ASSIGNED TASK
From the entries that follow, gather each line holding the word "work".

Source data
⁂
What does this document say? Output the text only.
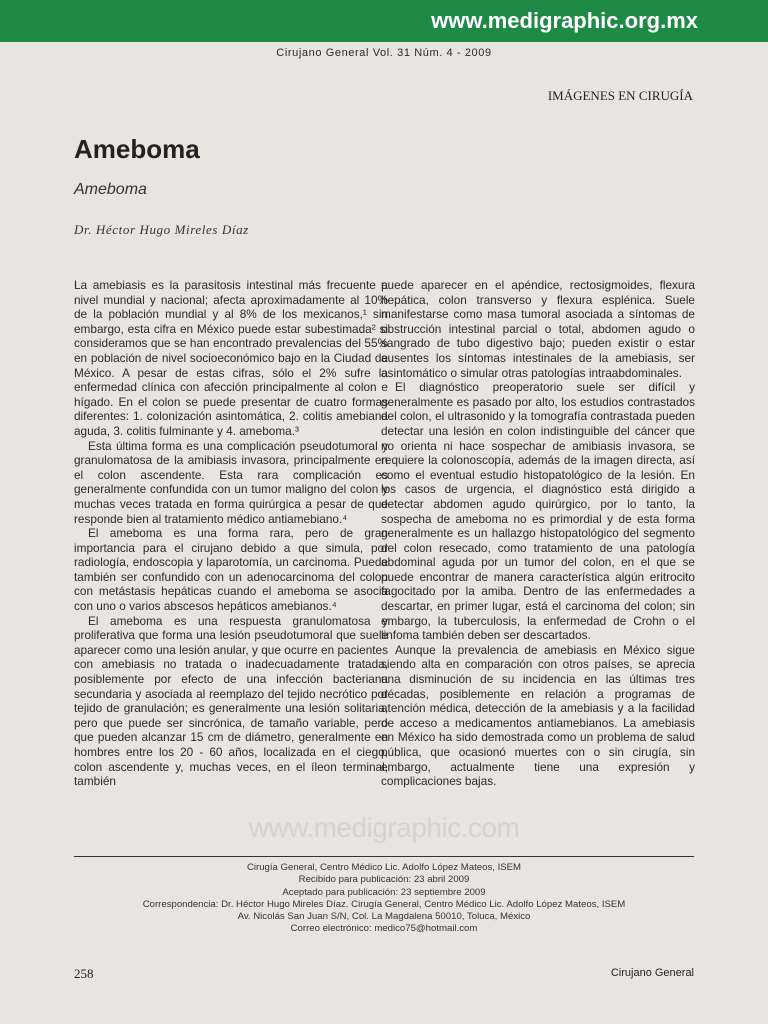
www.medigraphic.org.mx
Cirujano General Vol. 31 Núm. 4 - 2009
IMÁGENES EN CIRUGÍA
Ameboma
Ameboma
Dr. Héctor Hugo Mireles Díaz

La amebiasis es la parasitosis intestinal más frecuente a nivel mundial y nacional; afecta aproximadamente al 10% de la población mundial y al 8% de los mexicanos,¹ sin embargo, esta cifra en México puede estar subestimada² si consideramos que se han encontrado prevalencias del 55% en población de nivel socioeconómico bajo en la Ciudad de México. A pesar de estas cifras, sólo el 2% sufre la enfermedad clínica con afección principalmente al colon e hígado. En el colon se puede presentar de cuatro formas diferentes: 1. colonización asintomática, 2. colitis amebiana aguda, 3. colitis fulminante y 4. ameboma.³

Esta última forma es una complicación pseudotumoral y granulomatosa de la amibiasis invasora, principalmente en el colon ascendente. Esta rara complicación es generalmente confundida con un tumor maligno del colon y muchas veces tratada en forma quirúrgica a pesar de que responde bien al tratamiento médico antiamebiano.⁴

El ameboma es una forma rara, pero de gran importancia para el cirujano debido a que simula, por radiología, endoscopia y laparotomía, un carcinoma. Puede también ser confundido con un adenocarcinoma del colon con metástasis hepáticas cuando el ameboma se asocia con uno o varios abscesos hepáticos amebianos.⁴

El ameboma es una respuesta granulomatosa y proliferativa que forma una lesión pseudotumoral que suele aparecer como una lesión anular, y que ocurre en pacientes con amebiasis no tratada o inadecuadamente tratada, posiblemente por efecto de una infección bacteriana secundaria y asociada al reemplazo del tejido necrótico por tejido de granulación; es generalmente una lesión solitaria, pero que puede ser sincrónica, de tamaño variable, pero que pueden alcanzar 15 cm de diámetro, generalmente en hombres entre los 20 - 60 años, localizada en el ciego, colon ascendente y, muchas veces, en el íleon terminal, también

puede aparecer en el apéndice, rectosigmoides, flexura hepática, colon transverso y flexura esplénica. Suele manifestarse como masa tumoral asociada a síntomas de obstrucción intestinal parcial o total, abdomen agudo o sangrado de tubo digestivo bajo; pueden existir o estar ausentes los síntomas intestinales de la amebiasis, ser asintomático o simular otras patologías intraabdominales.

El diagnóstico preoperatorio suele ser difícil y generalmente es pasado por alto, los estudios contrastados del colon, el ultrasonido y la tomografía contrastada pueden detectar una lesión en colon indistinguible del cáncer que no orienta ni hace sospechar de amibiasis invasora, se requiere la colonoscopía, además de la imagen directa, así como el eventual estudio histopatológico de la lesión. En los casos de urgencia, el diagnóstico está dirigido a detectar abdomen agudo quirúrgico, por lo tanto, la sospecha de ameboma no es primordial y de esta forma generalmente es un hallazgo histopatológico del segmento del colon resecado, como tratamiento de una patología abdominal aguda por un tumor del colon, en el que se puede encontrar de manera característica algún eritrocito fagocitado por la amiba. Dentro de las enfermedades a descartar, en primer lugar, está el carcinoma del colon; sin embargo, la tuberculosis, la enfermedad de Crohn o el linfoma también deben ser descartados.

Aunque la prevalencia de amebiasis en México sigue siendo alta en comparación con otros países, se aprecia una disminución de su incidencia en las últimas tres décadas, posiblemente en relación a programas de atención médica, detección de la amebiasis y a la facilidad de acceso a medicamentos antiamebianos. La amebiasis en México ha sido demostrada como un problema de salud pública, que ocasionó muertes con o sin cirugía, sin embargo, actualmente tiene una expresión y complicaciones bajas.

www.medigraphic.com
Cirugía General, Centro Médico Lic. Adolfo López Mateos, ISEM
Recibido para publicación: 23 abril 2009
Aceptado para publicación: 23 septiembre 2009
Correspondencia: Dr. Héctor Hugo Mireles Díaz. Cirugía General, Centro Médico Lic. Adolfo López Mateos, ISEM
Av. Nicolás San Juan S/N, Col. La Magdalena 50010, Toluca, México
Correo electrónico: medico75@hotmail.com
258	Cirujano General
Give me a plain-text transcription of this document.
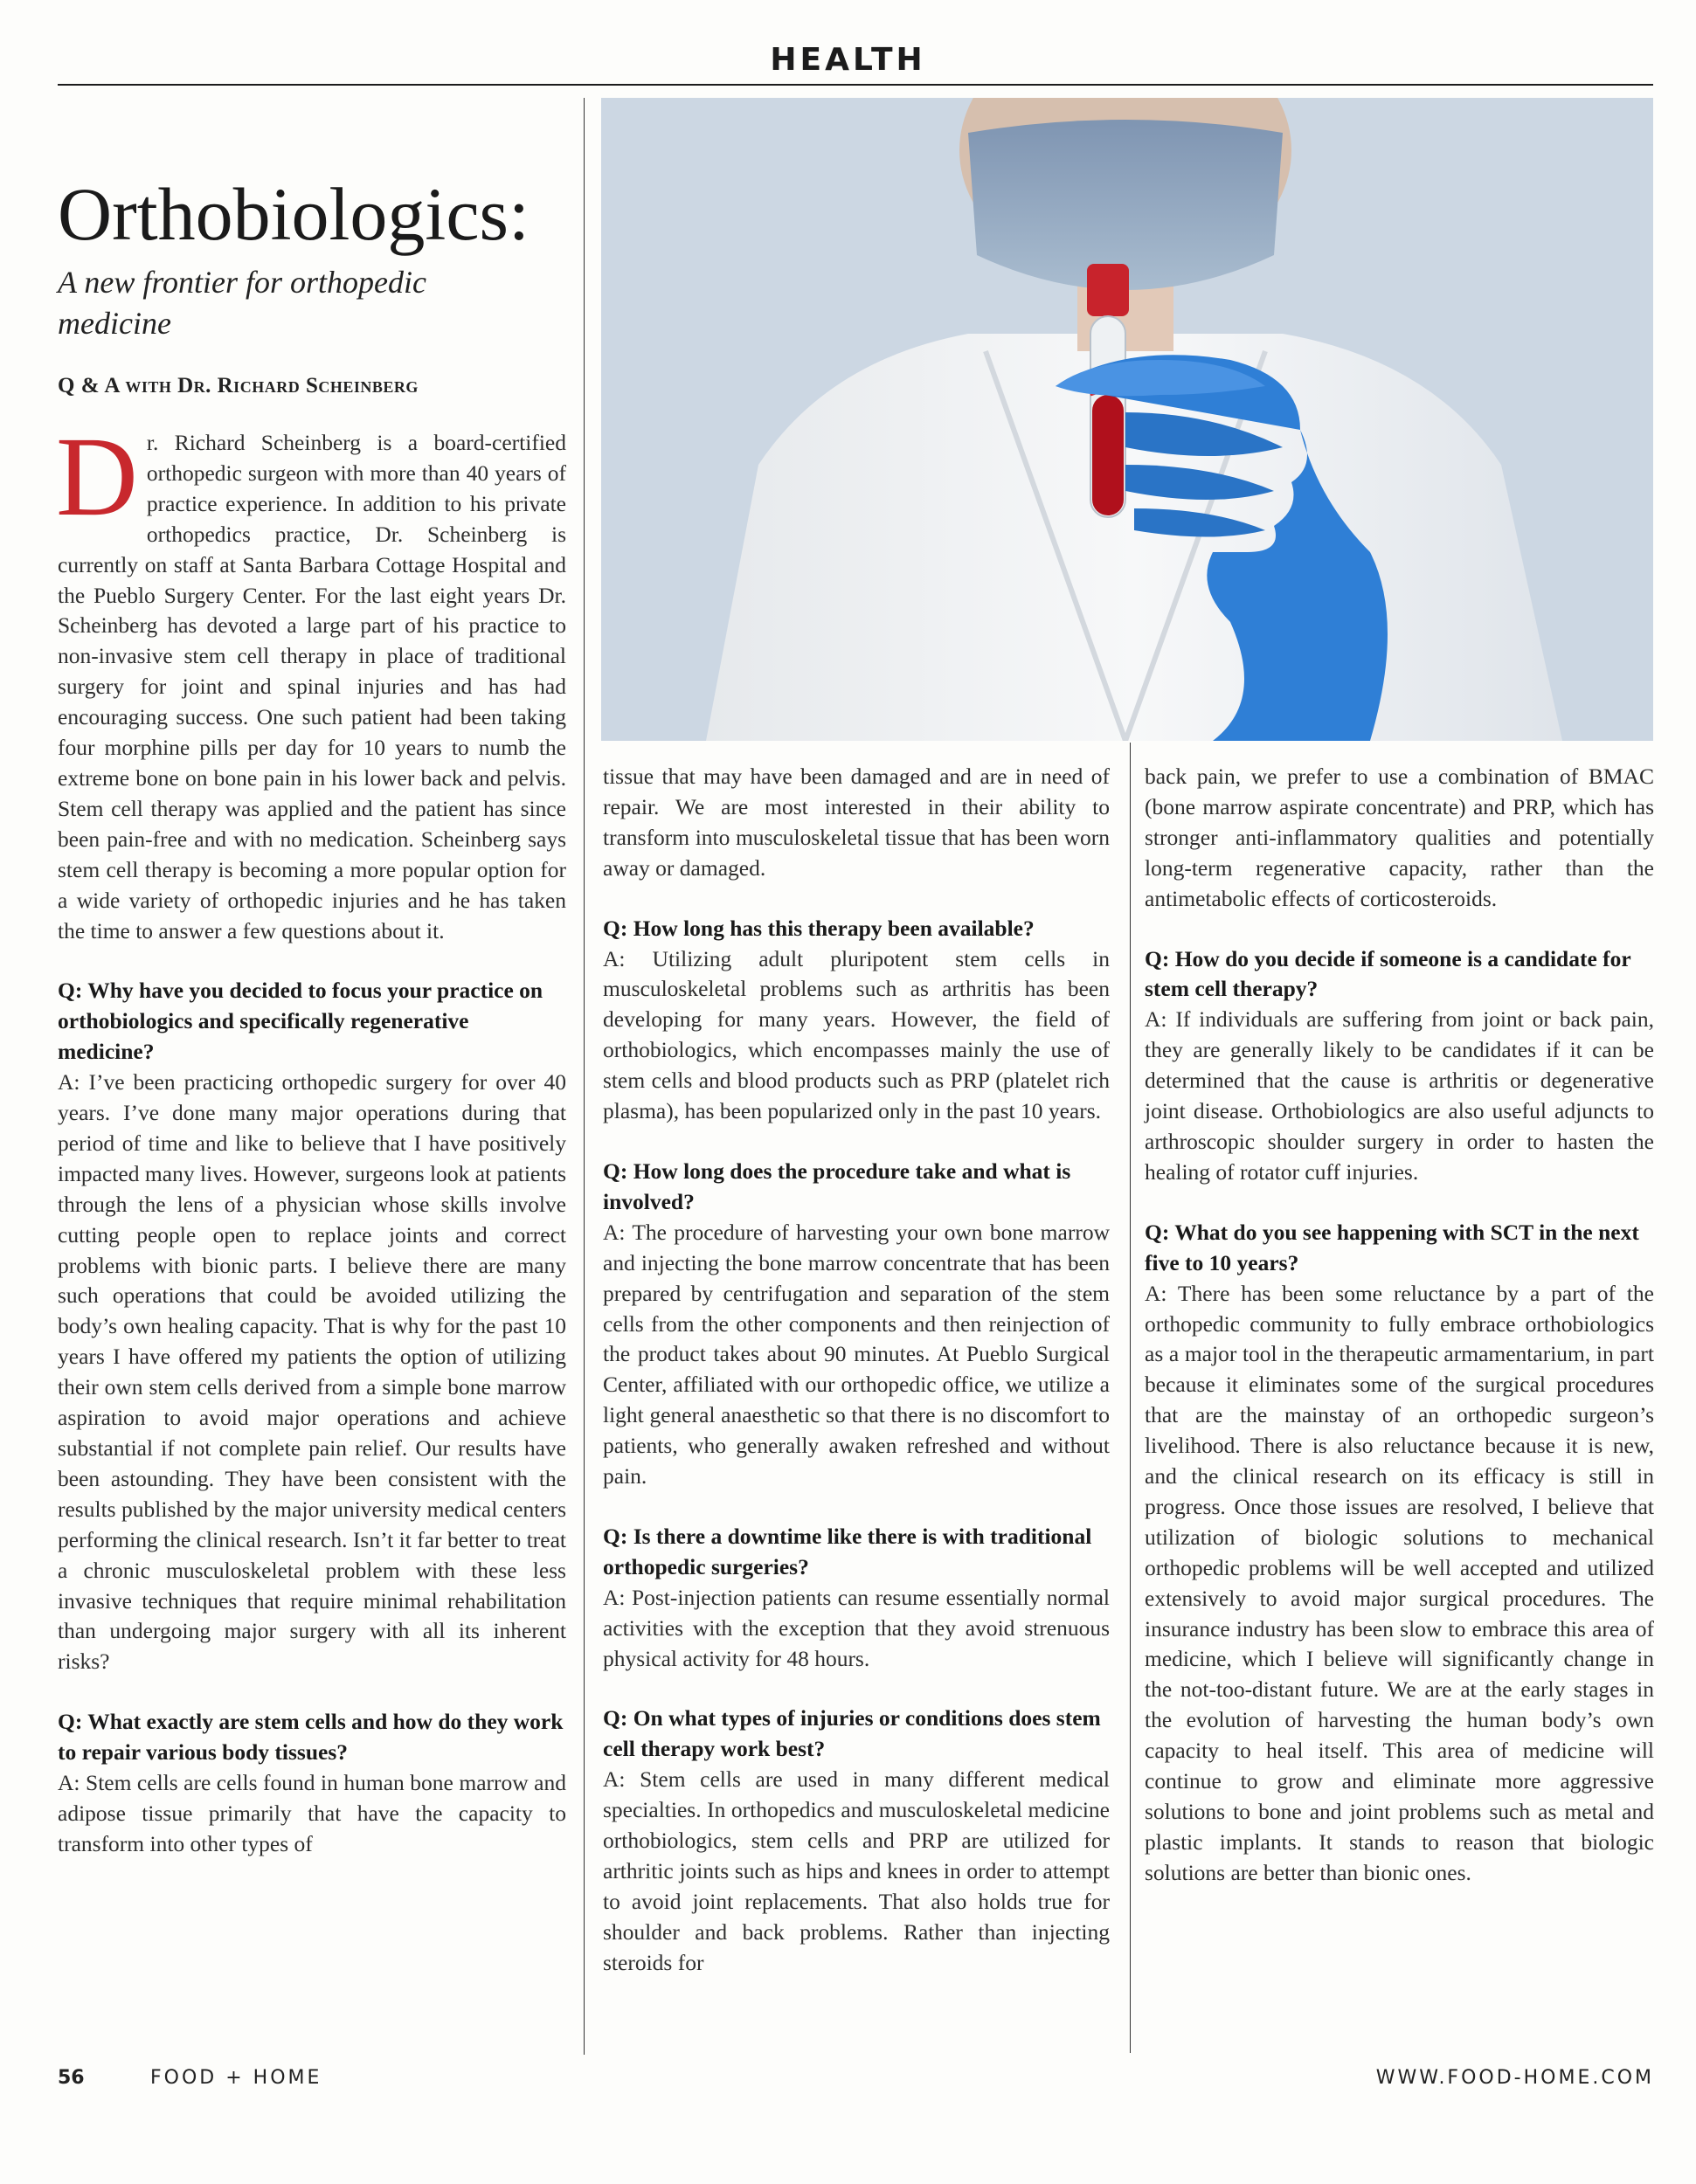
HEALTH
Orthobiologics:
A new frontier for orthopedic medicine
Q & A with Dr. Richard Scheinberg

Dr. Richard Scheinberg is a board-certified orthopedic surgeon with more than 40 years of practice experience. In addition to his private orthopedics practice, Dr. Scheinberg is currently on staff at Santa Barbara Cottage Hospital and the Pueblo Surgery Center. For the last eight years Dr. Scheinberg has devoted a large part of his practice to non-invasive stem cell therapy in place of traditional surgery for joint and spinal injuries and has had encouraging success. One such patient had been taking four morphine pills per day for 10 years to numb the extreme bone on bone pain in his lower back and pelvis. Stem cell therapy was applied and the patient has since been pain-free and with no medication. Scheinberg says stem cell therapy is becoming a more popular option for a wide variety of orthopedic injuries and he has taken the time to answer a few questions about it.

Q: Why have you decided to focus your practice on orthobiologics and specifically regenerative medicine?

A: I’ve been practicing orthopedic surgery for over 40 years. I’ve done many major operations during that period of time and like to believe that I have positively impacted many lives. However, surgeons look at patients through the lens of a physician whose skills involve cutting people open to replace joints and correct problems with bionic parts. I believe there are many such operations that could be avoided utilizing the body’s own healing capacity. That is why for the past 10 years I have offered my patients the option of utilizing their own stem cells derived from a simple bone marrow aspiration to avoid major operations and achieve substantial if not complete pain relief. Our results have been astounding. They have been consistent with the results published by the major university medical centers performing the clinical research. Isn’t it far better to treat a chronic musculoskeletal problem with these less invasive techniques that require minimal rehabilitation than undergoing major surgery with all its inherent risks?

Q: What exactly are stem cells and how do they work to repair various body tissues?

A: Stem cells are cells found in human bone marrow and adipose tissue primarily that have the capacity to transform into other types of

tissue that may have been damaged and are in need of repair. We are most interested in their ability to transform into musculoskeletal tissue that has been worn away or damaged.

Q: How long has this therapy been available?

A: Utilizing adult pluripotent stem cells in musculoskeletal problems such as arthritis has been developing for many years. However, the field of orthobiologics, which encompasses mainly the use of stem cells and blood products such as PRP (platelet rich plasma), has been popularized only in the past 10 years.

Q: How long does the procedure take and what is involved?

A: The procedure of harvesting your own bone marrow and injecting the bone marrow concentrate that has been prepared by centrifugation and separation of the stem cells from the other components and then reinjection of the product takes about 90 minutes. At Pueblo Surgical Center, affiliated with our orthopedic office, we utilize a light general anaesthetic so that there is no discomfort to patients, who generally awaken refreshed and without pain.

Q: Is there a downtime like there is with traditional orthopedic surgeries?

A: Post-injection patients can resume essentially normal activities with the exception that they avoid strenuous physical activity for 48 hours.

Q: On what types of injuries or conditions does stem cell therapy work best?

A: Stem cells are used in many different medical specialties. In orthopedics and musculoskeletal medicine orthobiologics, stem cells and PRP are utilized for arthritic joints such as hips and knees in order to attempt to avoid joint replacements. That also holds true for shoulder and back problems. Rather than injecting steroids for

back pain, we prefer to use a combination of BMAC (bone marrow aspirate concentrate) and PRP, which has stronger anti-inflammatory qualities and potentially long-term regenerative capacity, rather than the antimetabolic effects of corticosteroids.

Q: How do you decide if someone is a candidate for stem cell therapy?

A: If individuals are suffering from joint or back pain, they are generally likely to be candidates if it can be determined that the cause is arthritis or degenerative joint disease. Orthobiologics are also useful adjuncts to arthroscopic shoulder surgery in order to hasten the healing of rotator cuff injuries.

Q: What do you see happening with SCT in the next five to 10 years?

A: There has been some reluctance by a part of the orthopedic community to fully embrace orthobiologics as a major tool in the therapeutic armamentarium, in part because it eliminates some of the surgical procedures that are the mainstay of an orthopedic surgeon’s livelihood. There is also reluctance because it is new, and the clinical research on its efficacy is still in progress. Once those issues are resolved, I believe that utilization of biologic solutions to mechanical orthopedic problems will be well accepted and utilized extensively to avoid major surgical procedures. The insurance industry has been slow to embrace this area of medicine, which I believe will significantly change in the not-too-distant future. We are at the early stages in the evolution of harvesting the human body’s own capacity to heal itself. This area of medicine will continue to grow and eliminate more aggressive solutions to bone and joint problems such as metal and plastic implants. It stands to reason that biologic solutions are better than bionic ones.

56	FOOD + HOME	WWW.FOOD-HOME.COM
⁂
SOLUTION TO THIS EXERCISE
Q: What exactly are stem cells and how do they work to repair various body tissues?
Q: On what types of injuries or conditions does stem cell therapy work best?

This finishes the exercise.